··· Dataset entries ···

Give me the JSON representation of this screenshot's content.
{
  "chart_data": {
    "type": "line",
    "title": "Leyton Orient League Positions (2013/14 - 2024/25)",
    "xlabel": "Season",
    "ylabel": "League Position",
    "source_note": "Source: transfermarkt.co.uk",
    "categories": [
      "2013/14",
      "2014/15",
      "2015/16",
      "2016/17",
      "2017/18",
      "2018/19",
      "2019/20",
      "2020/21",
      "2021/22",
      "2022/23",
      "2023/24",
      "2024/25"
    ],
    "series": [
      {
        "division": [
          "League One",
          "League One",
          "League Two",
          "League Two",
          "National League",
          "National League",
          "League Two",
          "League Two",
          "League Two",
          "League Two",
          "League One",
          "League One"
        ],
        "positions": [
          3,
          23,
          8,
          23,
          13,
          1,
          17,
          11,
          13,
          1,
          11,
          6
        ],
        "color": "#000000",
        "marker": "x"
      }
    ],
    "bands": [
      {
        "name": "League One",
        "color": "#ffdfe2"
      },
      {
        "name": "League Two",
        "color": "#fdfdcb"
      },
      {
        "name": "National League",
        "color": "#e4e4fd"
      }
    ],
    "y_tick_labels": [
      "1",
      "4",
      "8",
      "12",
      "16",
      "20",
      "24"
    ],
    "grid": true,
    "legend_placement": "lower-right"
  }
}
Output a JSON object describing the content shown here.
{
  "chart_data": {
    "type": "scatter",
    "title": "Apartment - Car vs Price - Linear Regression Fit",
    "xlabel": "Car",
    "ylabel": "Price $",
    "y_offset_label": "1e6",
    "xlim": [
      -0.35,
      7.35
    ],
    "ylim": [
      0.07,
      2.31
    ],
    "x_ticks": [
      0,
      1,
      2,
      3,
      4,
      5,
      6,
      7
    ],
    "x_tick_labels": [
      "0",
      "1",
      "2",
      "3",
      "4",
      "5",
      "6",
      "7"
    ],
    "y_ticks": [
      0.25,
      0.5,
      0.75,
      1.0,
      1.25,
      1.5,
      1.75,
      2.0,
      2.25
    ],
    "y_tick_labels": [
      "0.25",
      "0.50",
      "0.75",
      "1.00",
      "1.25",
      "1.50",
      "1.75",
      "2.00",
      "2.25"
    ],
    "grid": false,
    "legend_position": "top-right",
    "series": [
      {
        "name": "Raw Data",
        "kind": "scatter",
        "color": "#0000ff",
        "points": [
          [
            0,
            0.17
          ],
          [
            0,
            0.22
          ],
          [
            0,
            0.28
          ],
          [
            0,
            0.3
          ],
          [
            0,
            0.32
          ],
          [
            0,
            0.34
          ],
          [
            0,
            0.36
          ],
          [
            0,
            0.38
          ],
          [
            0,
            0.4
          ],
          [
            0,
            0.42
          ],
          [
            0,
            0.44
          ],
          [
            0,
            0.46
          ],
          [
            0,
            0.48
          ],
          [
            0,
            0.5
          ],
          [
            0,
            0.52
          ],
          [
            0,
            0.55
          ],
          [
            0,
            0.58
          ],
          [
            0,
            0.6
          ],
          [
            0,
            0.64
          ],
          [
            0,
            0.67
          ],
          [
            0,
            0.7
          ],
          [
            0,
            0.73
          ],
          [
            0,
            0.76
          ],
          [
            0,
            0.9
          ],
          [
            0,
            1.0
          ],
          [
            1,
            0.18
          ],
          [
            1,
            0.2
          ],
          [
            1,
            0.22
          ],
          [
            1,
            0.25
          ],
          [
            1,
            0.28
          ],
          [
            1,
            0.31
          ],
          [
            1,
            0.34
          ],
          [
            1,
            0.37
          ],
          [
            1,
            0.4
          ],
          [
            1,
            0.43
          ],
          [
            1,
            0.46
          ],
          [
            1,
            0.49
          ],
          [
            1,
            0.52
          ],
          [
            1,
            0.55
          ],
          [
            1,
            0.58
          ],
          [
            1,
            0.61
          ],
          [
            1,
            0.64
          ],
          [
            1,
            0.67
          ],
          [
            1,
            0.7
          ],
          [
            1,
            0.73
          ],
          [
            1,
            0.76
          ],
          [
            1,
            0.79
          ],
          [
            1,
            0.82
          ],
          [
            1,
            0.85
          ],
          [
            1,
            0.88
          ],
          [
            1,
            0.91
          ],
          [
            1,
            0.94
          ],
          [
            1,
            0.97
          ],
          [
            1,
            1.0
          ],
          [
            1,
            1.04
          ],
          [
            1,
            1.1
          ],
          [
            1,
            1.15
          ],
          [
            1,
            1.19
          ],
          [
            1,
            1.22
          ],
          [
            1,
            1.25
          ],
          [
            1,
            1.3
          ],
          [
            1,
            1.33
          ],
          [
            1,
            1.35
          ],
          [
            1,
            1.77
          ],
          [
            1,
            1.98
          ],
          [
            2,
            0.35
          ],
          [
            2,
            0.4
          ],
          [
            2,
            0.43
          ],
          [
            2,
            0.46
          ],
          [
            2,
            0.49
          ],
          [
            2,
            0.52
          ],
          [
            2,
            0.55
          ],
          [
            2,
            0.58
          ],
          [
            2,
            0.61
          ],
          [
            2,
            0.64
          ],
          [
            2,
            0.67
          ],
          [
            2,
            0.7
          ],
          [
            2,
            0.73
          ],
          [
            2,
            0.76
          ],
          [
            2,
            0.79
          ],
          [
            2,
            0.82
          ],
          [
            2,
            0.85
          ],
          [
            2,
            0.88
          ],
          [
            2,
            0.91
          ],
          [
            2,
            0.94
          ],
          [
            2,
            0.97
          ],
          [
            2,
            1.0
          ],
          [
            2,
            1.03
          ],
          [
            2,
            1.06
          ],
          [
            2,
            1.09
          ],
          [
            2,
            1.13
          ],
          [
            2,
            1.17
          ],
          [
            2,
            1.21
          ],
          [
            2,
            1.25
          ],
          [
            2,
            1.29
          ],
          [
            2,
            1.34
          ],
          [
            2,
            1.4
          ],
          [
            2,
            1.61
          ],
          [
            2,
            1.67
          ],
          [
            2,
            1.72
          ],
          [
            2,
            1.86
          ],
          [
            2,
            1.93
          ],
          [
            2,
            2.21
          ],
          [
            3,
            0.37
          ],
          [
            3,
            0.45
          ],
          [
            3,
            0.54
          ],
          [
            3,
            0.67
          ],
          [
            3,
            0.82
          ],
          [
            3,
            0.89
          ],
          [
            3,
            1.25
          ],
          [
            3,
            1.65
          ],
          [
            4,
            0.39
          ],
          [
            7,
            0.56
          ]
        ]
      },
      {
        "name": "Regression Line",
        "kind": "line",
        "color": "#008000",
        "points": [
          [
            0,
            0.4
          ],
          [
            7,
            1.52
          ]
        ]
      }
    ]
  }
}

···

Your task is to output all of the data above word for word.

**Solved exercise:**
Give me the JSON representation of this screenshot's content.
{
  "chart_data": {
    "type": "line",
    "title": "Leyton Orient League Positions (2013/14 - 2024/25)",
    "xlabel": "Season",
    "ylabel": "League Position",
    "source_note": "Source: transfermarkt.co.uk",
    "categories": [
      "2013/14",
      "2014/15",
      "2015/16",
      "2016/17",
      "2017/18",
      "2018/19",
      "2019/20",
      "2020/21",
      "2021/22",
      "2022/23",
      "2023/24",
      "2024/25"
    ],
    "series": [
      {
        "division": [
          "League One",
          "League One",
          "League Two",
          "League Two",
          "National League",
          "National League",
          "League Two",
          "League Two",
          "League Two",
          "League Two",
          "League One",
          "League One"
        ],
        "positions": [
          3,
          23,
          8,
          23,
          13,
          1,
          17,
          11,
          13,
          1,
          11,
          6
        ],
        "color": "#000000",
        "marker": "x"
      }
    ],
    "bands": [
      {
        "name": "League One",
        "color": "#ffdfe2"
      },
      {
        "name": "League Two",
        "color": "#fdfdcb"
      },
      {
        "name": "National League",
        "color": "#e4e4fd"
      }
    ],
    "y_tick_labels": [
      "1",
      "4",
      "8",
      "12",
      "16",
      "20",
      "24"
    ],
    "grid": true,
    "legend_placement": "lower-right"
  }
}
Output a JSON object describing the content shown here.
{
  "chart_data": {
    "type": "scatter",
    "title": "Apartment - Car vs Price - Linear Regression Fit",
    "xlabel": "Car",
    "ylabel": "Price $",
    "y_offset_label": "1e6",
    "xlim": [
      -0.35,
      7.35
    ],
    "ylim": [
      0.07,
      2.31
    ],
    "x_ticks": [
      0,
      1,
      2,
      3,
      4,
      5,
      6,
      7
    ],
    "x_tick_labels": [
      "0",
      "1",
      "2",
      "3",
      "4",
      "5",
      "6",
      "7"
    ],
    "y_ticks": [
      0.25,
      0.5,
      0.75,
      1.0,
      1.25,
      1.5,
      1.75,
      2.0,
      2.25
    ],
    "y_tick_labels": [
      "0.25",
      "0.50",
      "0.75",
      "1.00",
      "1.25",
      "1.50",
      "1.75",
      "2.00",
      "2.25"
    ],
    "grid": false,
    "legend_position": "top-right",
    "series": [
      {
        "name": "Raw Data",
        "kind": "scatter",
        "color": "#0000ff",
        "points": [
          [
            0,
            0.17
          ],
          [
            0,
            0.22
          ],
          [
            0,
            0.28
          ],
          [
            0,
            0.3
          ],
          [
            0,
            0.32
          ],
          [
            0,
            0.34
          ],
          [
            0,
            0.36
          ],
          [
            0,
            0.38
          ],
          [
            0,
            0.4
          ],
          [
            0,
            0.42
          ],
          [
            0,
            0.44
          ],
          [
            0,
            0.46
          ],
          [
            0,
            0.48
          ],
          [
            0,
            0.5
          ],
          [
            0,
            0.52
          ],
          [
            0,
            0.55
          ],
          [
            0,
            0.58
          ],
          [
            0,
            0.6
          ],
          [
            0,
            0.64
          ],
          [
            0,
            0.67
          ],
          [
            0,
            0.7
          ],
          [
            0,
            0.73
          ],
          [
            0,
            0.76
          ],
          [
            0,
            0.9
          ],
          [
            0,
            1.0
          ],
          [
            1,
            0.18
          ],
          [
            1,
            0.2
          ],
          [
            1,
            0.22
          ],
          [
            1,
            0.25
          ],
          [
            1,
            0.28
          ],
          [
            1,
            0.31
          ],
          [
            1,
            0.34
          ],
          [
            1,
            0.37
          ],
          [
            1,
            0.4
          ],
          [
            1,
            0.43
          ],
          [
            1,
            0.46
          ],
          [
            1,
            0.49
          ],
          [
            1,
            0.52
          ],
          [
            1,
            0.55
          ],
          [
            1,
            0.58
          ],
          [
            1,
            0.61
          ],
          [
            1,
            0.64
          ],
          [
            1,
            0.67
          ],
          [
            1,
            0.7
          ],
          [
            1,
            0.73
          ],
          [
            1,
            0.76
          ],
          [
            1,
            0.79
          ],
          [
            1,
            0.82
          ],
          [
            1,
            0.85
          ],
          [
            1,
            0.88
          ],
          [
            1,
            0.91
          ],
          [
            1,
            0.94
          ],
          [
            1,
            0.97
          ],
          [
            1,
            1.0
          ],
          [
            1,
            1.04
          ],
          [
            1,
            1.1
          ],
          [
            1,
            1.15
          ],
          [
            1,
            1.19
          ],
          [
            1,
            1.22
          ],
          [
            1,
            1.25
          ],
          [
            1,
            1.3
          ],
          [
            1,
            1.33
          ],
          [
            1,
            1.35
          ],
          [
            1,
            1.77
          ],
          [
            1,
            1.98
          ],
          [
            2,
            0.35
          ],
          [
            2,
            0.4
          ],
          [
            2,
            0.43
          ],
          [
            2,
            0.46
          ],
          [
            2,
            0.49
          ],
          [
            2,
            0.52
          ],
          [
            2,
            0.55
          ],
          [
            2,
            0.58
          ],
          [
            2,
            0.61
          ],
          [
            2,
            0.64
          ],
          [
            2,
            0.67
          ],
          [
            2,
            0.7
          ],
          [
            2,
            0.73
          ],
          [
            2,
            0.76
          ],
          [
            2,
            0.79
          ],
          [
            2,
            0.82
          ],
          [
            2,
            0.85
          ],
          [
            2,
            0.88
          ],
          [
            2,
            0.91
          ],
          [
            2,
            0.94
          ],
          [
            2,
            0.97
          ],
          [
            2,
            1.0
          ],
          [
            2,
            1.03
          ],
          [
            2,
            1.06
          ],
          [
            2,
            1.09
          ],
          [
            2,
            1.13
          ],
          [
            2,
            1.17
          ],
          [
            2,
            1.21
          ],
          [
            2,
            1.25
          ],
          [
            2,
            1.29
          ],
          [
            2,
            1.34
          ],
          [
            2,
            1.4
          ],
          [
            2,
            1.61
          ],
          [
            2,
            1.67
          ],
          [
            2,
            1.72
          ],
          [
            2,
            1.86
          ],
          [
            2,
            1.93
          ],
          [
            2,
            2.21
          ],
          [
            3,
            0.37
          ],
          [
            3,
            0.45
          ],
          [
            3,
            0.54
          ],
          [
            3,
            0.67
          ],
          [
            3,
            0.82
          ],
          [
            3,
            0.89
          ],
          [
            3,
            1.25
          ],
          [
            3,
            1.65
          ],
          [
            4,
            0.39
          ],
          [
            7,
            0.56
          ]
        ]
      },
      {
        "name": "Regression Line",
        "kind": "line",
        "color": "#008000",
        "points": [
          [
            0,
            0.4
          ],
          [
            7,
            1.52
          ]
        ]
      }
    ]
  }
}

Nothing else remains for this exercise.